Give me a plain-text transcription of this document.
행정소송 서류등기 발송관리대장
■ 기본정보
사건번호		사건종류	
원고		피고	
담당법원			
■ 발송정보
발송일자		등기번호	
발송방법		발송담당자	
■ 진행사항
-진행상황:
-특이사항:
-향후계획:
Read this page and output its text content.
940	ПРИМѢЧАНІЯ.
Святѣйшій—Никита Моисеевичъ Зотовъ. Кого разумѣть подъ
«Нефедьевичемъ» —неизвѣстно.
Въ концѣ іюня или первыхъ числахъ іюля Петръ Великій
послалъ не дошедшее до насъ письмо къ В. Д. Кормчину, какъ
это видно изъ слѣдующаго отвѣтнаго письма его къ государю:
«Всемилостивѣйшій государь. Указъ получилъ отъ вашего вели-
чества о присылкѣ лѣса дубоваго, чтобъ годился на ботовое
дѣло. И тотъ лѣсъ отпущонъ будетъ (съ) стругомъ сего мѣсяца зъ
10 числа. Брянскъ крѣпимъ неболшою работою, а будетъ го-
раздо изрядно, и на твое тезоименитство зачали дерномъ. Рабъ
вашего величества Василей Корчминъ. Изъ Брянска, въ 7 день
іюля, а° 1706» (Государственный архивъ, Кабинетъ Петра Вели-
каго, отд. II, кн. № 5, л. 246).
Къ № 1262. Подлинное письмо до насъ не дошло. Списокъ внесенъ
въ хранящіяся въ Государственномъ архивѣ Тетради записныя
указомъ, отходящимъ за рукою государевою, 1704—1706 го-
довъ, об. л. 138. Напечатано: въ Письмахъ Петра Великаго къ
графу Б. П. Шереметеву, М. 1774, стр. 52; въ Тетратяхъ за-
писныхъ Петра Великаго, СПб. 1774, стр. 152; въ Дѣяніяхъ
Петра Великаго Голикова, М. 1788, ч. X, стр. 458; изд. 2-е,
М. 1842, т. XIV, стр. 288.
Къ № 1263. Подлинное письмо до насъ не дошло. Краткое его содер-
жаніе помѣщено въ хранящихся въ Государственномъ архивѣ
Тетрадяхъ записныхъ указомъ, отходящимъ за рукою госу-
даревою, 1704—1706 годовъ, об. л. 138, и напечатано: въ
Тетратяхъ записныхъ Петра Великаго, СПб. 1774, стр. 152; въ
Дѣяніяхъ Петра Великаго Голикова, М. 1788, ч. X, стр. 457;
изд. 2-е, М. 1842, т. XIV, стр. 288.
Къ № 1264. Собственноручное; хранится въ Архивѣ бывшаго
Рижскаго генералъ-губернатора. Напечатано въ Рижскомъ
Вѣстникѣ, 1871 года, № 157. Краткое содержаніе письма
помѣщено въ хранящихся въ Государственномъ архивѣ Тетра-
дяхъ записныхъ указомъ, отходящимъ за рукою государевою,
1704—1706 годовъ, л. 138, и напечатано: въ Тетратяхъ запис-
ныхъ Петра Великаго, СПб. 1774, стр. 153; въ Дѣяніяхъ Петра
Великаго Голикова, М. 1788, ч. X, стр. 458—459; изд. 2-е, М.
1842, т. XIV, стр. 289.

### WHAT YOU WILL DO:
Extract, word for word, each line of the listing above.

### ANSWER FOR THIS EXERCISE:
Give me a plain-text transcription of this document.
행정소송 서류등기 발송관리대장
■ 기본정보
사건번호		사건종류	
원고		피고	
담당법원			
■ 발송정보
발송일자		등기번호	
발송방법		발송담당자	
■ 진행사항
-진행상황:
-특이사항:
-향후계획:
Read this page and output its text content.
940	ПРИМѢЧАНІЯ.
Святѣйшій—Никита Моисеевичъ Зотовъ. Кого разумѣть подъ
«Нефедьевичемъ» —неизвѣстно.
Въ концѣ іюня или первыхъ числахъ іюля Петръ Великій
послалъ не дошедшее до насъ письмо къ В. Д. Кормчину, какъ
это видно изъ слѣдующаго отвѣтнаго письма его къ государю:
«Всемилостивѣйшій государь. Указъ получилъ отъ вашего вели-
чества о присылкѣ лѣса дубоваго, чтобъ годился на ботовое
дѣло. И тотъ лѣсъ отпущонъ будетъ (съ) стругомъ сего мѣсяца зъ
10 числа. Брянскъ крѣпимъ неболшою работою, а будетъ го-
раздо изрядно, и на твое тезоименитство зачали дерномъ. Рабъ
вашего величества Василей Корчминъ. Изъ Брянска, въ 7 день
іюля, а° 1706» (Государственный архивъ, Кабинетъ Петра Вели-
каго, отд. II, кн. № 5, л. 246).
Къ № 1262. Подлинное письмо до насъ не дошло. Списокъ внесенъ
въ хранящіяся въ Государственномъ архивѣ Тетради записныя
указомъ, отходящимъ за рукою государевою, 1704—1706 го-
довъ, об. л. 138. Напечатано: въ Письмахъ Петра Великаго къ
графу Б. П. Шереметеву, М. 1774, стр. 52; въ Тетратяхъ за-
писныхъ Петра Великаго, СПб. 1774, стр. 152; въ Дѣяніяхъ
Петра Великаго Голикова, М. 1788, ч. X, стр. 458; изд. 2-е,
М. 1842, т. XIV, стр. 288.
Къ № 1263. Подлинное письмо до насъ не дошло. Краткое его содер-
жаніе помѣщено въ хранящихся въ Государственномъ архивѣ
Тетрадяхъ записныхъ указомъ, отходящимъ за рукою госу-
даревою, 1704—1706 годовъ, об. л. 138, и напечатано: въ
Тетратяхъ записныхъ Петра Великаго, СПб. 1774, стр. 152; въ
Дѣяніяхъ Петра Великаго Голикова, М. 1788, ч. X, стр. 457;
изд. 2-е, М. 1842, т. XIV, стр. 288.
Къ № 1264. Собственноручное; хранится въ Архивѣ бывшаго
Рижскаго генералъ-губернатора. Напечатано въ Рижскомъ
Вѣстникѣ, 1871 года, № 157. Краткое содержаніе письма
помѣщено въ хранящихся въ Государственномъ архивѣ Тетра-
дяхъ записныхъ указомъ, отходящимъ за рукою государевою,
1704—1706 годовъ, л. 138, и напечатано: въ Тетратяхъ запис-
ныхъ Петра Великаго, СПб. 1774, стр. 153; въ Дѣяніяхъ Петра
Великаго Голикова, М. 1788, ч. X, стр. 458—459; изд. 2-е, М.
1842, т. XIV, стр. 289.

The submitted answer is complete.